** Begin **

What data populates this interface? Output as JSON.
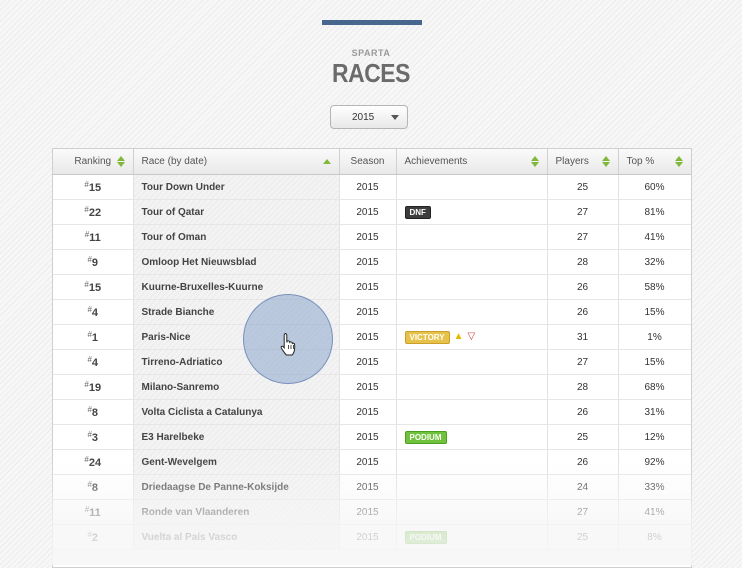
{
  "header": {
    "team": "SPARTA",
    "title": "RACES"
  },
  "season_select": {
    "value": "2015"
  },
  "table": {
    "columns": {
      "ranking": "Ranking",
      "race": "Race (by date)",
      "season": "Season",
      "achievements": "Achievements",
      "players": "Players",
      "top": "Top %"
    },
    "rows": [
      {
        "rank": "15",
        "race": "Tour Down Under",
        "season": "2015",
        "badge": "",
        "players": "25",
        "top": "60%"
      },
      {
        "rank": "22",
        "race": "Tour of Qatar",
        "season": "2015",
        "badge": "DNF",
        "players": "27",
        "top": "81%"
      },
      {
        "rank": "11",
        "race": "Tour of Oman",
        "season": "2015",
        "badge": "",
        "players": "27",
        "top": "41%"
      },
      {
        "rank": "9",
        "race": "Omloop Het Nieuwsblad",
        "season": "2015",
        "badge": "",
        "players": "28",
        "top": "32%"
      },
      {
        "rank": "15",
        "race": "Kuurne-Bruxelles-Kuurne",
        "season": "2015",
        "badge": "",
        "players": "26",
        "top": "58%"
      },
      {
        "rank": "4",
        "race": "Strade Bianche",
        "season": "2015",
        "badge": "",
        "players": "26",
        "top": "15%"
      },
      {
        "rank": "1",
        "race": "Paris-Nice",
        "season": "2015",
        "badge": "VICTORY",
        "jerseys": true,
        "players": "31",
        "top": "1%"
      },
      {
        "rank": "4",
        "race": "Tirreno-Adriatico",
        "season": "2015",
        "badge": "",
        "players": "27",
        "top": "15%"
      },
      {
        "rank": "19",
        "race": "Milano-Sanremo",
        "season": "2015",
        "badge": "",
        "players": "28",
        "top": "68%"
      },
      {
        "rank": "8",
        "race": "Volta Ciclista a Catalunya",
        "season": "2015",
        "badge": "",
        "players": "26",
        "top": "31%"
      },
      {
        "rank": "3",
        "race": "E3 Harelbeke",
        "season": "2015",
        "badge": "PODIUM",
        "players": "25",
        "top": "12%"
      },
      {
        "rank": "24",
        "race": "Gent-Wevelgem",
        "season": "2015",
        "badge": "",
        "players": "26",
        "top": "92%"
      },
      {
        "rank": "8",
        "race": "Driedaagse De Panne-Koksijde",
        "season": "2015",
        "badge": "",
        "players": "24",
        "top": "33%"
      },
      {
        "rank": "11",
        "race": "Ronde van Vlaanderen",
        "season": "2015",
        "badge": "",
        "players": "27",
        "top": "41%"
      },
      {
        "rank": "2",
        "race": "Vuelta al País Vasco",
        "season": "2015",
        "badge": "PODIUM",
        "players": "25",
        "top": "8%"
      }
    ]
  },
  "colors": {
    "accent_bar": "#48678f",
    "sort_arrow": "#7fb83a",
    "dnf": "#3d3d3d",
    "victory": "#e6c24a",
    "podium": "#6fc23b"
  },
  "icons": {
    "jersey_yellow": "yellow-jersey-icon",
    "jersey_polka": "polka-dot-jersey-icon",
    "cursor": "hand-pointer-icon"
  }
}
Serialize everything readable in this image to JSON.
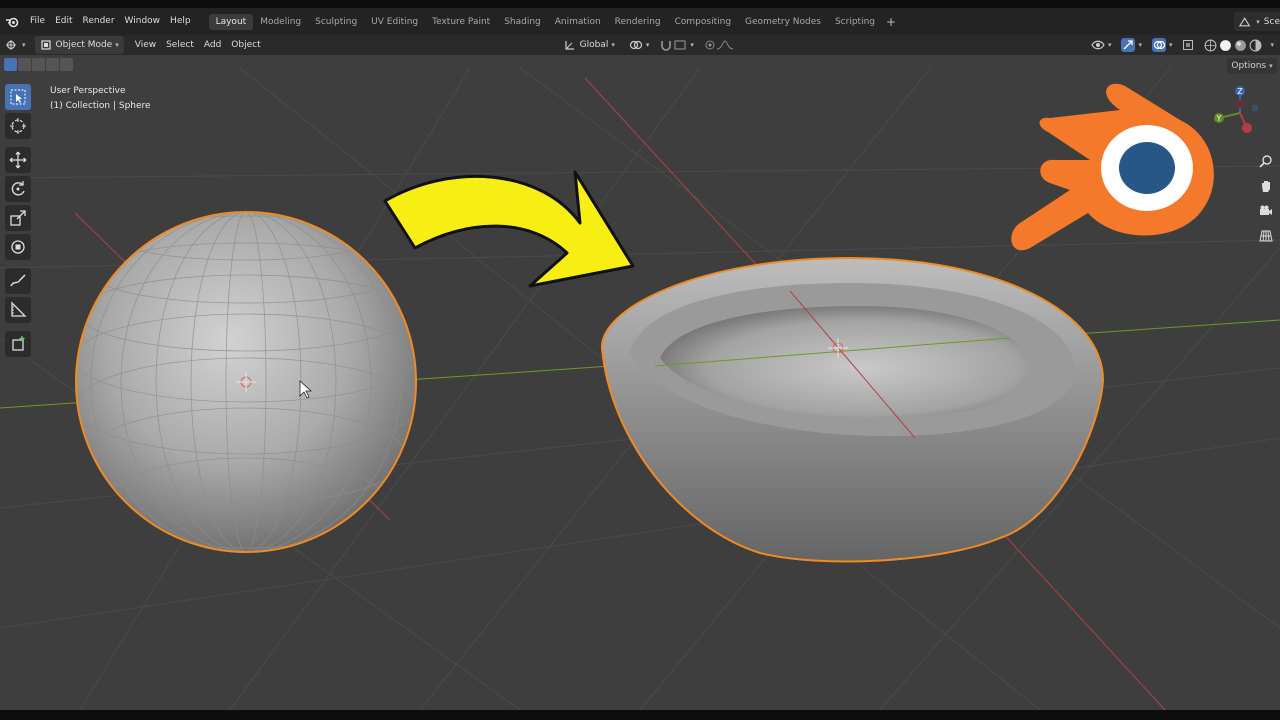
{
  "menubar": {
    "items": [
      "File",
      "Edit",
      "Render",
      "Window",
      "Help"
    ],
    "tabs": [
      "Layout",
      "Modeling",
      "Sculpting",
      "UV Editing",
      "Texture Paint",
      "Shading",
      "Animation",
      "Rendering",
      "Compositing",
      "Geometry Nodes",
      "Scripting"
    ],
    "active_tab": "Layout",
    "add_tab": "+",
    "scene_label": "Sce"
  },
  "header": {
    "mode": "Object Mode",
    "menus": [
      "View",
      "Select",
      "Add",
      "Object"
    ],
    "transform_orientation": "Global"
  },
  "viewport": {
    "view_name": "User Perspective",
    "collection_info": "(1) Collection | Sphere",
    "options_label": "Options",
    "gizmo": {
      "z": "Z",
      "y": "Y"
    }
  },
  "colors": {
    "accent": "#4772b3",
    "selection_outline": "#f08a24",
    "arrow": "#f7ee13",
    "blender_orange": "#f5792a",
    "blender_blue": "#265787",
    "axis_x": "#c8404a",
    "axis_y": "#6a9a2a"
  },
  "icons": [
    "blender-logo-icon",
    "editor-type-icon",
    "object-mode-icon",
    "global-orientation-icon",
    "pivot-icon",
    "snap-icon",
    "proportional-edit-icon",
    "visibility-icon",
    "gizmo-icon",
    "overlay-icon",
    "xray-icon",
    "shading-wireframe-icon",
    "shading-solid-icon",
    "shading-material-icon",
    "shading-rendered-icon",
    "select-box-icon",
    "cursor-icon",
    "move-icon",
    "rotate-icon",
    "scale-icon",
    "transform-icon",
    "annotate-icon",
    "measure-icon",
    "add-cube-icon",
    "zoom-icon",
    "hand-icon",
    "camera-icon",
    "grid-icon"
  ]
}
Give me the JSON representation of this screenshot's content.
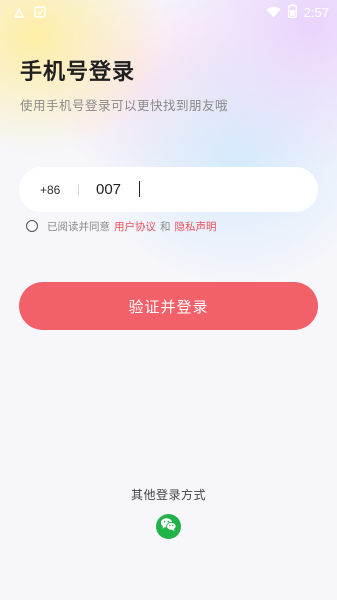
{
  "status_bar": {
    "time": "2:57",
    "icons": [
      "notification-icon",
      "app-notification-icon",
      "wifi-icon",
      "battery-icon"
    ]
  },
  "login": {
    "title": "手机号登录",
    "subtitle": "使用手机号登录可以更快找到朋友哦",
    "country_code": "+86",
    "phone_value": "007",
    "agreement": {
      "prefix": "已阅读并同意",
      "user_agreement": "用户协议",
      "and": "和",
      "privacy_statement": "隐私声明"
    },
    "submit_label": "验证并登录",
    "other_methods_label": "其他登录方式",
    "other_methods": [
      "wechat-icon"
    ]
  },
  "colors": {
    "accent": "#f2606a",
    "link": "#e8505b",
    "wechat": "#21b34a"
  }
}
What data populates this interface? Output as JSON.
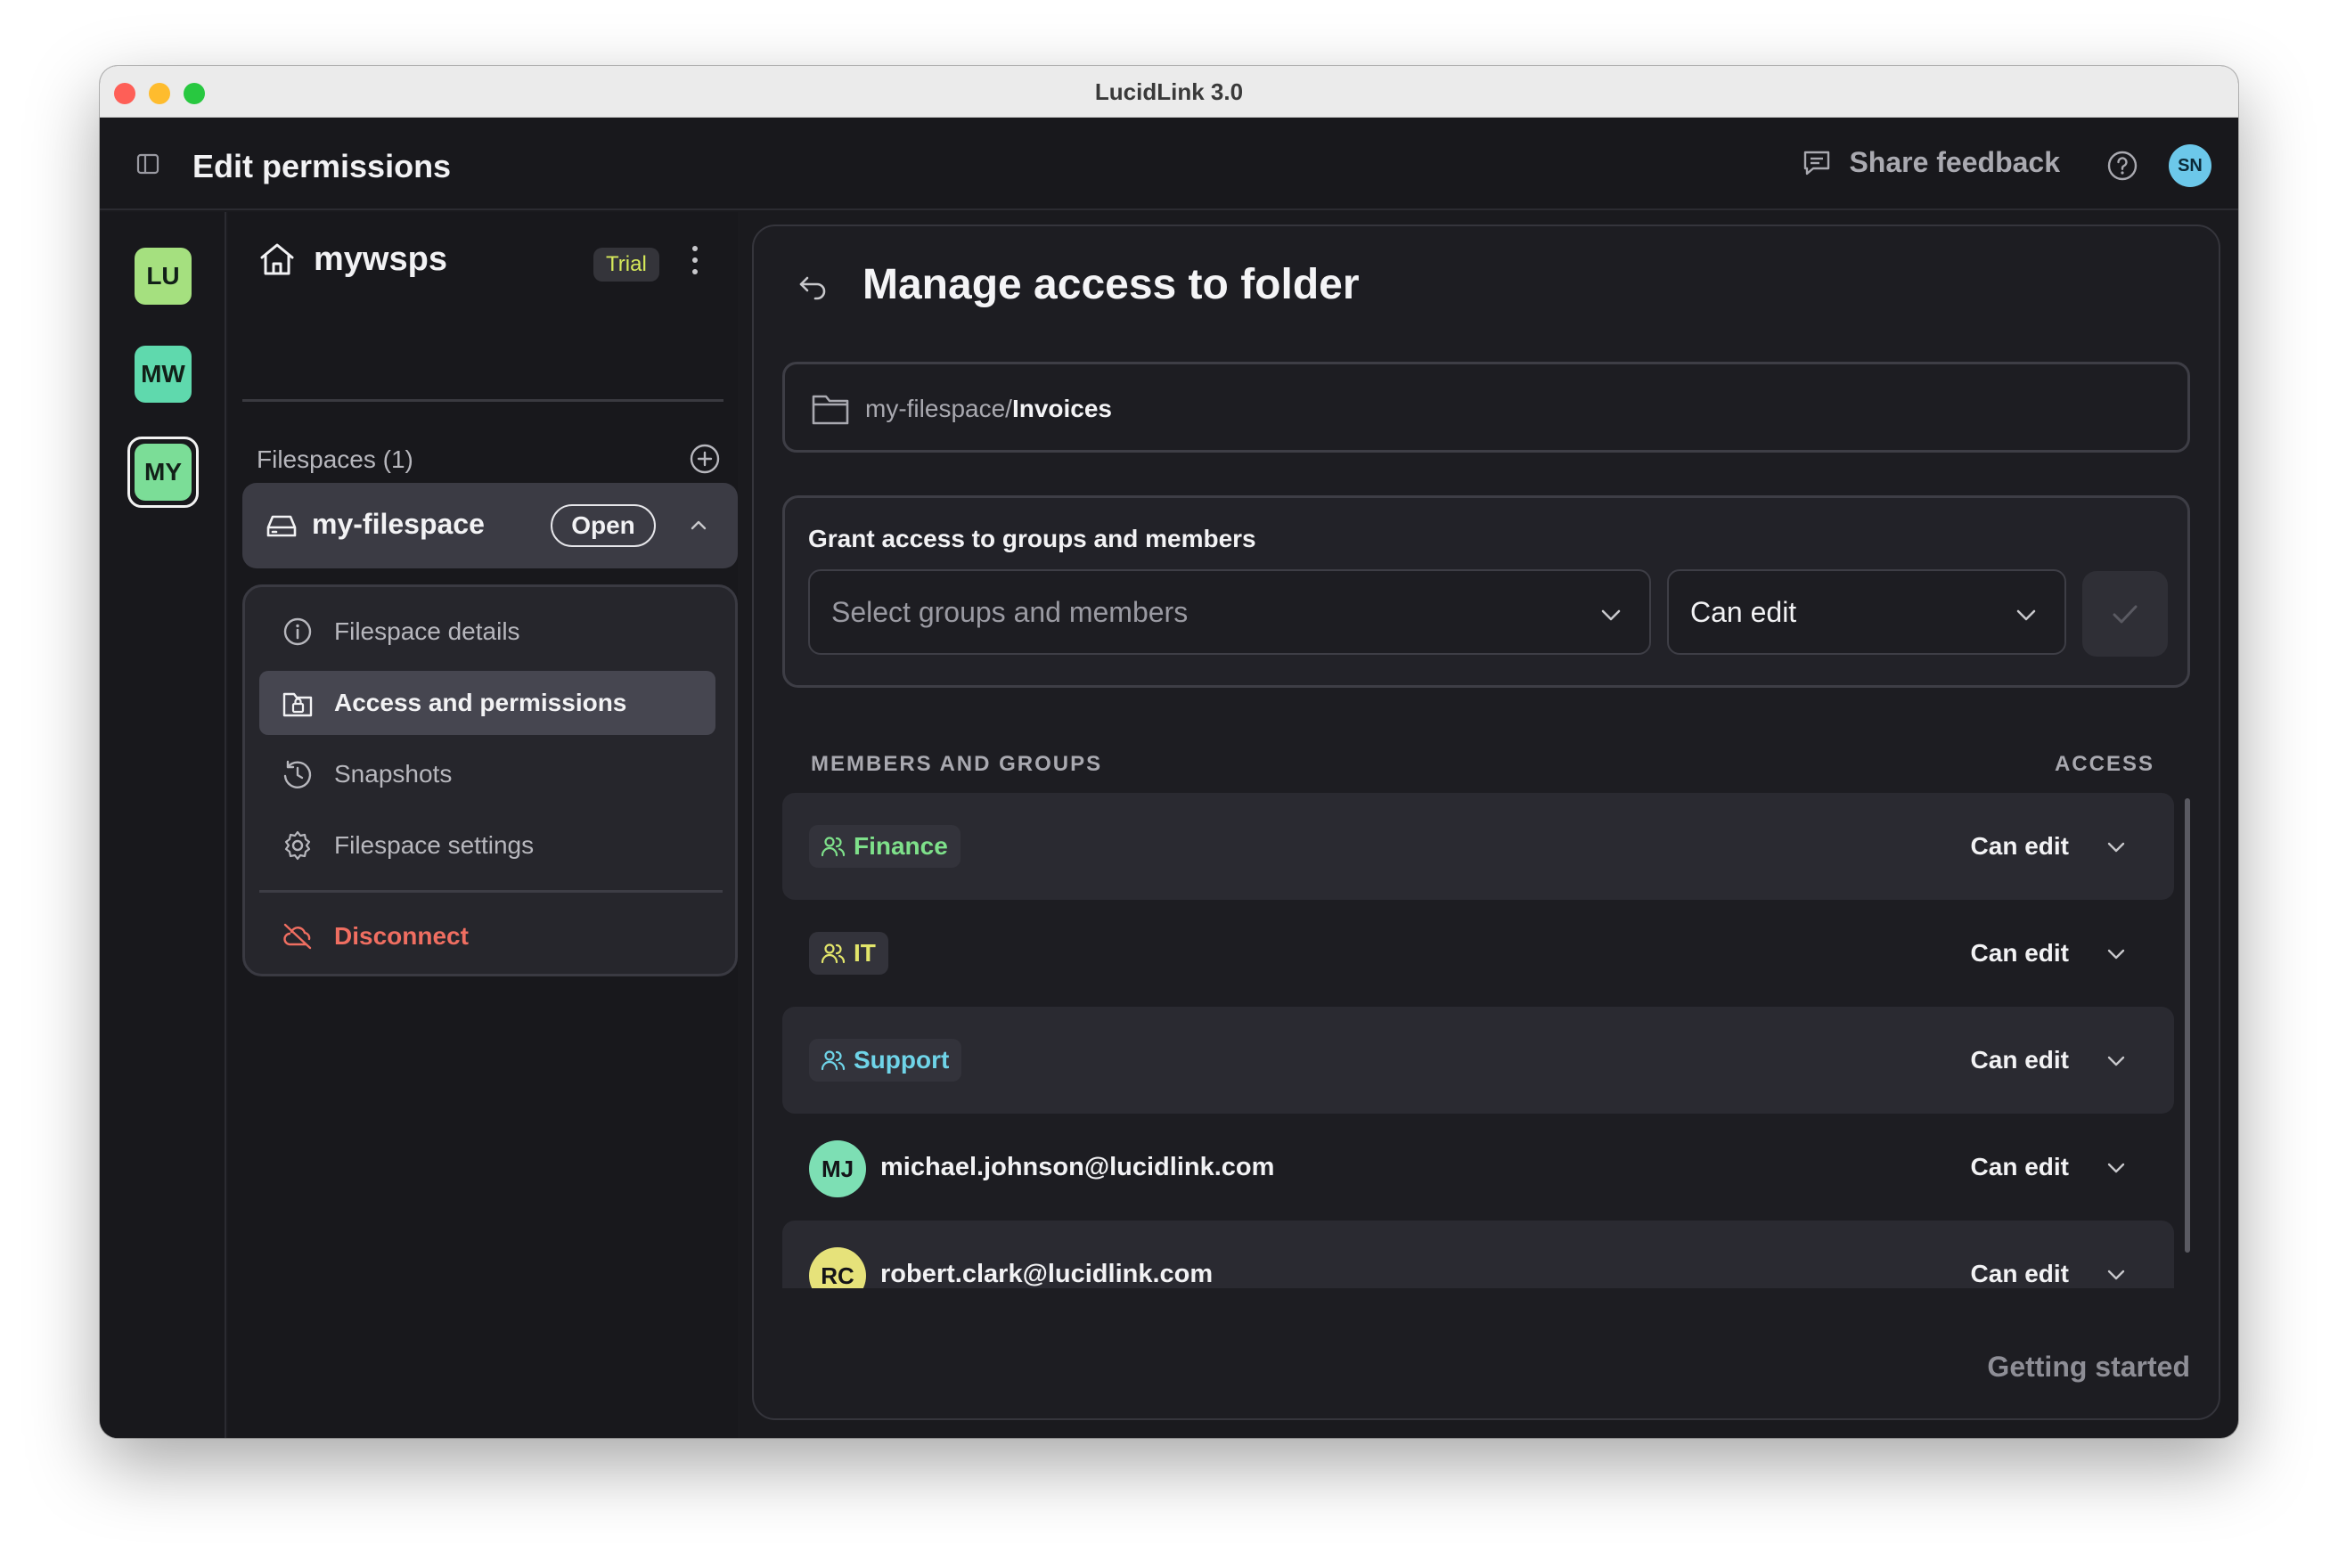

** End **

Set task: Without the pictures, print the records in full, exactly as they appear.

Exercise result:
What data populates this interface? Output as JSON.
{
  "header": {
    "team": "SPARTA",
    "title": "RACES"
  },
  "season_select": {
    "value": "2015"
  },
  "table": {
    "columns": {
      "ranking": "Ranking",
      "race": "Race (by date)",
      "season": "Season",
      "achievements": "Achievements",
      "players": "Players",
      "top": "Top %"
    },
    "rows": [
      {
        "rank": "15",
        "race": "Tour Down Under",
        "season": "2015",
        "badge": "",
        "players": "25",
        "top": "60%"
      },
      {
        "rank": "22",
        "race": "Tour of Qatar",
        "season": "2015",
        "badge": "DNF",
        "players": "27",
        "top": "81%"
      },
      {
        "rank": "11",
        "race": "Tour of Oman",
        "season": "2015",
        "badge": "",
        "players": "27",
        "top": "41%"
      },
      {
        "rank": "9",
        "race": "Omloop Het Nieuwsblad",
        "season": "2015",
        "badge": "",
        "players": "28",
        "top": "32%"
      },
      {
        "rank": "15",
        "race": "Kuurne-Bruxelles-Kuurne",
        "season": "2015",
        "badge": "",
        "players": "26",
        "top": "58%"
      },
      {
        "rank": "4",
        "race": "Strade Bianche",
        "season": "2015",
        "badge": "",
        "players": "26",
        "top": "15%"
      },
      {
        "rank": "1",
        "race": "Paris-Nice",
        "season": "2015",
        "badge": "VICTORY",
        "jerseys": true,
        "players": "31",
        "top": "1%"
      },
      {
        "rank": "4",
        "race": "Tirreno-Adriatico",
        "season": "2015",
        "badge": "",
        "players": "27",
        "top": "15%"
      },
      {
        "rank": "19",
        "race": "Milano-Sanremo",
        "season": "2015",
        "badge": "",
        "players": "28",
        "top": "68%"
      },
      {
        "rank": "8",
        "race": "Volta Ciclista a Catalunya",
        "season": "2015",
        "badge": "",
        "players": "26",
        "top": "31%"
      },
      {
        "rank": "3",
        "race": "E3 Harelbeke",
        "season": "2015",
        "badge": "PODIUM",
        "players": "25",
        "top": "12%"
      },
      {
        "rank": "24",
        "race": "Gent-Wevelgem",
        "season": "2015",
        "badge": "",
        "players": "26",
        "top": "92%"
      },
      {
        "rank": "8",
        "race": "Driedaagse De Panne-Koksijde",
        "season": "2015",
        "badge": "",
        "players": "24",
        "top": "33%"
      },
      {
        "rank": "11",
        "race": "Ronde van Vlaanderen",
        "season": "2015",
        "badge": "",
        "players": "27",
        "top": "41%"
      },
      {
        "rank": "2",
        "race": "Vuelta al País Vasco",
        "season": "2015",
        "badge": "PODIUM",
        "players": "25",
        "top": "8%"
      }
    ]
  },
  "colors": {
    "accent_bar": "#48678f",
    "sort_arrow": "#7fb83a",
    "dnf": "#3d3d3d",
    "victory": "#e6c24a",
    "podium": "#6fc23b"
  },
  "icons": {
    "jersey_yellow": "yellow-jersey-icon",
    "jersey_polka": "polka-dot-jersey-icon",
    "cursor": "hand-pointer-icon"
  }
}
Serialize everything readable in this image to JSON.
{
  "menubar": {
    "items": [
      "File",
      "Edit",
      "Render",
      "Window",
      "Help"
    ],
    "tabs": [
      "Layout",
      "Modeling",
      "Sculpting",
      "UV Editing",
      "Texture Paint",
      "Shading",
      "Animation",
      "Rendering",
      "Compositing",
      "Geometry Nodes",
      "Scripting"
    ],
    "active_tab": "Layout",
    "add_tab": "+",
    "scene_label": "Sce"
  },
  "header": {
    "mode": "Object Mode",
    "menus": [
      "View",
      "Select",
      "Add",
      "Object"
    ],
    "transform_orientation": "Global"
  },
  "viewport": {
    "view_name": "User Perspective",
    "collection_info": "(1) Collection | Sphere",
    "options_label": "Options",
    "gizmo": {
      "z": "Z",
      "y": "Y"
    }
  },
  "colors": {
    "accent": "#4772b3",
    "selection_outline": "#f08a24",
    "arrow": "#f7ee13",
    "blender_orange": "#f5792a",
    "blender_blue": "#265787",
    "axis_x": "#c8404a",
    "axis_y": "#6a9a2a"
  },
  "icons": [
    "blender-logo-icon",
    "editor-type-icon",
    "object-mode-icon",
    "global-orientation-icon",
    "pivot-icon",
    "snap-icon",
    "proportional-edit-icon",
    "visibility-icon",
    "gizmo-icon",
    "overlay-icon",
    "xray-icon",
    "shading-wireframe-icon",
    "shading-solid-icon",
    "shading-material-icon",
    "shading-rendered-icon",
    "select-box-icon",
    "cursor-icon",
    "move-icon",
    "rotate-icon",
    "scale-icon",
    "transform-icon",
    "annotate-icon",
    "measure-icon",
    "add-cube-icon",
    "zoom-icon",
    "hand-icon",
    "camera-icon",
    "grid-icon"
  ]
}
Give me the JSON representation of this screenshot's content.
{
  "status_bar": {
    "time": "2:57",
    "icons": [
      "notification-icon",
      "app-notification-icon",
      "wifi-icon",
      "battery-icon"
    ]
  },
  "login": {
    "title": "手机号登录",
    "subtitle": "使用手机号登录可以更快找到朋友哦",
    "country_code": "+86",
    "phone_value": "007",
    "agreement": {
      "prefix": "已阅读并同意",
      "user_agreement": "用户协议",
      "and": "和",
      "privacy_statement": "隐私声明"
    },
    "submit_label": "验证并登录",
    "other_methods_label": "其他登录方式",
    "other_methods": [
      "wechat-icon"
    ]
  },
  "colors": {
    "accent": "#f2606a",
    "link": "#e8505b",
    "wechat": "#21b34a"
  }
}
What data populates this interface? Output as JSON.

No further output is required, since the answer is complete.